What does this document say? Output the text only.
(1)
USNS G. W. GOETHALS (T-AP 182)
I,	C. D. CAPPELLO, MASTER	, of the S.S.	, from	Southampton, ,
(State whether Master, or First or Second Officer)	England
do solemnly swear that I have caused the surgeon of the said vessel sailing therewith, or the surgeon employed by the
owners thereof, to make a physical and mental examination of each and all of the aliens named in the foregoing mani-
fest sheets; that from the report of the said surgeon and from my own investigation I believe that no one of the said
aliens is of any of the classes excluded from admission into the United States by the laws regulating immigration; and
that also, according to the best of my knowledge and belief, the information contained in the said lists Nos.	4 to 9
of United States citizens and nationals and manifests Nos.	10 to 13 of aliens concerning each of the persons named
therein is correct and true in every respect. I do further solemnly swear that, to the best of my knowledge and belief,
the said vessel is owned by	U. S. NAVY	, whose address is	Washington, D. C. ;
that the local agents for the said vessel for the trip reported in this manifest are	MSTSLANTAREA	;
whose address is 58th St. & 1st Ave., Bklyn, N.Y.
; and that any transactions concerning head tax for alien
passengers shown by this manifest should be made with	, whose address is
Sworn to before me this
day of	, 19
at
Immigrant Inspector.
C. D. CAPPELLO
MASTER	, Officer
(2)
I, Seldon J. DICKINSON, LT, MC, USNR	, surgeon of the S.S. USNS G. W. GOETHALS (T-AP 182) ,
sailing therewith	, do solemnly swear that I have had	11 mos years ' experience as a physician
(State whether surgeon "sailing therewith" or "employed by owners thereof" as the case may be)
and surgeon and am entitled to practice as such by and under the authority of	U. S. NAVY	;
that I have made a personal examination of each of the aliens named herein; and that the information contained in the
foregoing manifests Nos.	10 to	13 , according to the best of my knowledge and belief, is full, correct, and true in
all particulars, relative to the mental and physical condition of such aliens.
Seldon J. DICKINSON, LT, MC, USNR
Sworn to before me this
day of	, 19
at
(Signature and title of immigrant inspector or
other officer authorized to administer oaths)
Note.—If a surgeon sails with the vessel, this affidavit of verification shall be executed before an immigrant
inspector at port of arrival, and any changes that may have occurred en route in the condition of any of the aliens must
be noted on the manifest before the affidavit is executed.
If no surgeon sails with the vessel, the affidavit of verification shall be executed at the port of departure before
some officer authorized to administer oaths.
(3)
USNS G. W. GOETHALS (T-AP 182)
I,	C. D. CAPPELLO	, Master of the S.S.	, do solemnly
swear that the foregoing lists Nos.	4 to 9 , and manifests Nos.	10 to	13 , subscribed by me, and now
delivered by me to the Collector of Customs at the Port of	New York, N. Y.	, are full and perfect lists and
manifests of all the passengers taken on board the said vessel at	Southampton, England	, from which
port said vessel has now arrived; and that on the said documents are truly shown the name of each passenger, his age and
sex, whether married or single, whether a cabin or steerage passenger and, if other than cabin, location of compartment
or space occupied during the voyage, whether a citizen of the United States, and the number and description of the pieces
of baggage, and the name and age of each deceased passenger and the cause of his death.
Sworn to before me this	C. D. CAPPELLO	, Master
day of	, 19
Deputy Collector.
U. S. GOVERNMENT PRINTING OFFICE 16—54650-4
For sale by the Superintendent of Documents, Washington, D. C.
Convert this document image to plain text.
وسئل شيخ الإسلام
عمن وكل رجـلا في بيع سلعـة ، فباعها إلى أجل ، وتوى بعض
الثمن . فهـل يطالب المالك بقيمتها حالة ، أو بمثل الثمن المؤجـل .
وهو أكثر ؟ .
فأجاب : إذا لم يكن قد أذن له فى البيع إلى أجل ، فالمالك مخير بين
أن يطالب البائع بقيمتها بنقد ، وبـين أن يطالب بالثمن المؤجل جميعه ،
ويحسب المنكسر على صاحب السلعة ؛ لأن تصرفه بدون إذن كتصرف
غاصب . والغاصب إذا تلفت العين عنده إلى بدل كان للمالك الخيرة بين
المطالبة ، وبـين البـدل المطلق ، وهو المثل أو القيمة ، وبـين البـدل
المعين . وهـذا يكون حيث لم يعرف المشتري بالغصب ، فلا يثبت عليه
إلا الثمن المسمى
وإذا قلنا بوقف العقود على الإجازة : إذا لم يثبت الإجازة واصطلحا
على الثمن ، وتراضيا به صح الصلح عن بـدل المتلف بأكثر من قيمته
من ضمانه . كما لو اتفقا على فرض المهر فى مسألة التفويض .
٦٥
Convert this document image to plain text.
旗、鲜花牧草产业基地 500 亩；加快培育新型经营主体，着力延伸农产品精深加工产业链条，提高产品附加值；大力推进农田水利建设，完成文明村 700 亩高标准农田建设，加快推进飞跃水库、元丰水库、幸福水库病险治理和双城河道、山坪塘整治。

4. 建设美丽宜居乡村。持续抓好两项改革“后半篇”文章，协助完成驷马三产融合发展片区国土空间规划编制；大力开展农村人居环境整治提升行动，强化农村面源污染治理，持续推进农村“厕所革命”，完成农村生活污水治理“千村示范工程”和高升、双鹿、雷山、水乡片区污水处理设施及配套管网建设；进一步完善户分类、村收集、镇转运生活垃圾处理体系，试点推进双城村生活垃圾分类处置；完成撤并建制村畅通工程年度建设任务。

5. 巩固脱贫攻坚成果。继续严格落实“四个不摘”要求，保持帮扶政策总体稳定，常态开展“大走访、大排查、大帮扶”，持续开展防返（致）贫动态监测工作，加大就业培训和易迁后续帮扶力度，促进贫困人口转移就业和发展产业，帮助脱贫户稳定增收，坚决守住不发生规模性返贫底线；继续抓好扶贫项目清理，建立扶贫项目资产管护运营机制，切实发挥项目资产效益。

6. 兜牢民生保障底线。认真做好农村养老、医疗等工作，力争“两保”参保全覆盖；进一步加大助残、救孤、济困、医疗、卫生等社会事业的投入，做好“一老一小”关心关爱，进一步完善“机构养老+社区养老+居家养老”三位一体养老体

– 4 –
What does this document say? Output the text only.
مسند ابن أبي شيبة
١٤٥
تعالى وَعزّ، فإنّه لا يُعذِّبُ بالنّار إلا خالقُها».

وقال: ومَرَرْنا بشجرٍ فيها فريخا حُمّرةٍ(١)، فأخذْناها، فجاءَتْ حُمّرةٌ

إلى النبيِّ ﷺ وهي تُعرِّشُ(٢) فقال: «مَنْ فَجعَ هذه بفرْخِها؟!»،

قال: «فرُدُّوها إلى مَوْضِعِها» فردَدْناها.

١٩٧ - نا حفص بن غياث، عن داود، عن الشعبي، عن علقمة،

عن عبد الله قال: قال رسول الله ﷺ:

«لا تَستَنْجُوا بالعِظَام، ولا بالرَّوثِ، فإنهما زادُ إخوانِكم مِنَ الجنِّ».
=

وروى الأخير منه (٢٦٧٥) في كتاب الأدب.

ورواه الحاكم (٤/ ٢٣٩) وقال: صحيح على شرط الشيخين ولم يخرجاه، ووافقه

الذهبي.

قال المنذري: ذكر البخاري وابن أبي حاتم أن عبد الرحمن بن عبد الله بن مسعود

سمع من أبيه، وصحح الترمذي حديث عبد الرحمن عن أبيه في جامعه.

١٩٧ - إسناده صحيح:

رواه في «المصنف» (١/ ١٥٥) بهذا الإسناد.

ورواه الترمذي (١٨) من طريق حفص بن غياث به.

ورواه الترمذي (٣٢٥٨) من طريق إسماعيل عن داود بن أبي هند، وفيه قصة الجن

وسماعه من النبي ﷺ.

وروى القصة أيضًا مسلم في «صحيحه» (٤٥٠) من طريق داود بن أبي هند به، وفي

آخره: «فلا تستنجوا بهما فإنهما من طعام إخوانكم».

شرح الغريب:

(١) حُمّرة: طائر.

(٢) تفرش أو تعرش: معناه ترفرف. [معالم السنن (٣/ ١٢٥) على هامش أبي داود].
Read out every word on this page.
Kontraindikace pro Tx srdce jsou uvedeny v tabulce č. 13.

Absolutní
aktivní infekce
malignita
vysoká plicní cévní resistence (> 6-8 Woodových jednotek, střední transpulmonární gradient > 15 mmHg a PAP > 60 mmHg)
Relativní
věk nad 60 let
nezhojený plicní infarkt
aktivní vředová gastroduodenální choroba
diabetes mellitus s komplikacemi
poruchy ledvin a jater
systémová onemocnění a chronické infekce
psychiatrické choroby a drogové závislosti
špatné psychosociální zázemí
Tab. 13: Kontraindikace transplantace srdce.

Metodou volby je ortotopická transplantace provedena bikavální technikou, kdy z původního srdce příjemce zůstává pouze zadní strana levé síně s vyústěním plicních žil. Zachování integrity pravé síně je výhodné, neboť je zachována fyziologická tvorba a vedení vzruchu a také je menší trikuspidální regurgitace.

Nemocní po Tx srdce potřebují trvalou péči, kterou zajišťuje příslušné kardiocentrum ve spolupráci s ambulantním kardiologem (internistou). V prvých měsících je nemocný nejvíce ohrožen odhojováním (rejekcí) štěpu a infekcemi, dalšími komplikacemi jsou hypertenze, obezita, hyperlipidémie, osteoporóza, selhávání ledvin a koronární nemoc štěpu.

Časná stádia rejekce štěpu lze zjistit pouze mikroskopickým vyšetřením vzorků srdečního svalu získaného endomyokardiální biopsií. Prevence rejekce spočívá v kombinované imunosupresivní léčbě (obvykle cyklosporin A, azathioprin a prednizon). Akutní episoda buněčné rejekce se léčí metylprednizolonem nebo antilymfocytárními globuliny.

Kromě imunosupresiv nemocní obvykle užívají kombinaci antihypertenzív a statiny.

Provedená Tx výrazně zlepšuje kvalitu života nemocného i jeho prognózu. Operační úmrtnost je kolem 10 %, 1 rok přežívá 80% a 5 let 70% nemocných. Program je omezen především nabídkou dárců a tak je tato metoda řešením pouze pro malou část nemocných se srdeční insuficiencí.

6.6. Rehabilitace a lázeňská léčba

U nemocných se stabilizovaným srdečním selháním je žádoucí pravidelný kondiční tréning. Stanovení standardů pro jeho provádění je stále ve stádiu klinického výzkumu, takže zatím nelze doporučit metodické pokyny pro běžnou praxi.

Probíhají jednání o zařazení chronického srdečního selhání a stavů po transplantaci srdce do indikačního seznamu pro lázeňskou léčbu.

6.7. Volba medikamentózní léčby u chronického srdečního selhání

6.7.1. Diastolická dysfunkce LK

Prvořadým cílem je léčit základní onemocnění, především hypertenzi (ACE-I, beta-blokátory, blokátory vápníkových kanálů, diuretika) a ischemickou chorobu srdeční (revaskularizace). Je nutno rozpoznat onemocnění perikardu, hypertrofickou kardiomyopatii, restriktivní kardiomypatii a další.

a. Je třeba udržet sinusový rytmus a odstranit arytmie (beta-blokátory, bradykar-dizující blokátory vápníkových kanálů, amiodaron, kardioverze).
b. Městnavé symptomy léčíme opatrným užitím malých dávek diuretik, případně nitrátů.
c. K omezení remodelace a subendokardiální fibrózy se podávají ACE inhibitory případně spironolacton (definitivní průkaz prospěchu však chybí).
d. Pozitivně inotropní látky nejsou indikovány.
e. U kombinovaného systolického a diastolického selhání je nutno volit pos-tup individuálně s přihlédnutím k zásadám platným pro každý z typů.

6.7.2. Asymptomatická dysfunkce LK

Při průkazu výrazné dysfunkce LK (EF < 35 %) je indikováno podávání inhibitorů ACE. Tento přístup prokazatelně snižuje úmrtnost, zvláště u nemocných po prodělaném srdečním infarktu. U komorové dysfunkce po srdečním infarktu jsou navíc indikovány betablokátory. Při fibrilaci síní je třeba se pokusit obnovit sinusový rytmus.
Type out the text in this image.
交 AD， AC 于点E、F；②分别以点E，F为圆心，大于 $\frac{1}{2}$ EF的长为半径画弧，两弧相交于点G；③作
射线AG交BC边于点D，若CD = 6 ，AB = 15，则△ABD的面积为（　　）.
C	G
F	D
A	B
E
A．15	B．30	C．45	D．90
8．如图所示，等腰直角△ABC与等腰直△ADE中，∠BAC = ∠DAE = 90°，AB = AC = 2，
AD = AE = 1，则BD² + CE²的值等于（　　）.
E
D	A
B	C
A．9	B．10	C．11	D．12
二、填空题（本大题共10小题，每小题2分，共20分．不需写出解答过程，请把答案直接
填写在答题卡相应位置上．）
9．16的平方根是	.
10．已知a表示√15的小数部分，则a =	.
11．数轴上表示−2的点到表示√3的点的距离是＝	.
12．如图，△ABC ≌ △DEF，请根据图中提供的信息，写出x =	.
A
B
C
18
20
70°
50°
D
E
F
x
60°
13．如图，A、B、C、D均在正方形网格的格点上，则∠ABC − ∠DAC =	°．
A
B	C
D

* PROBLEM STATEMENT
Copy out each line of the records where the string "ناها" appears.

* COMPLETED TASK
وقال: ومَرَرْنا بشجرٍ فيها فريخا حُمّرةٍ(١)، فأخذْناها، فجاءَتْ حُمّرةٌ
قال: «فرُدُّوها إلى مَوْضِعِها» فردَدْناها.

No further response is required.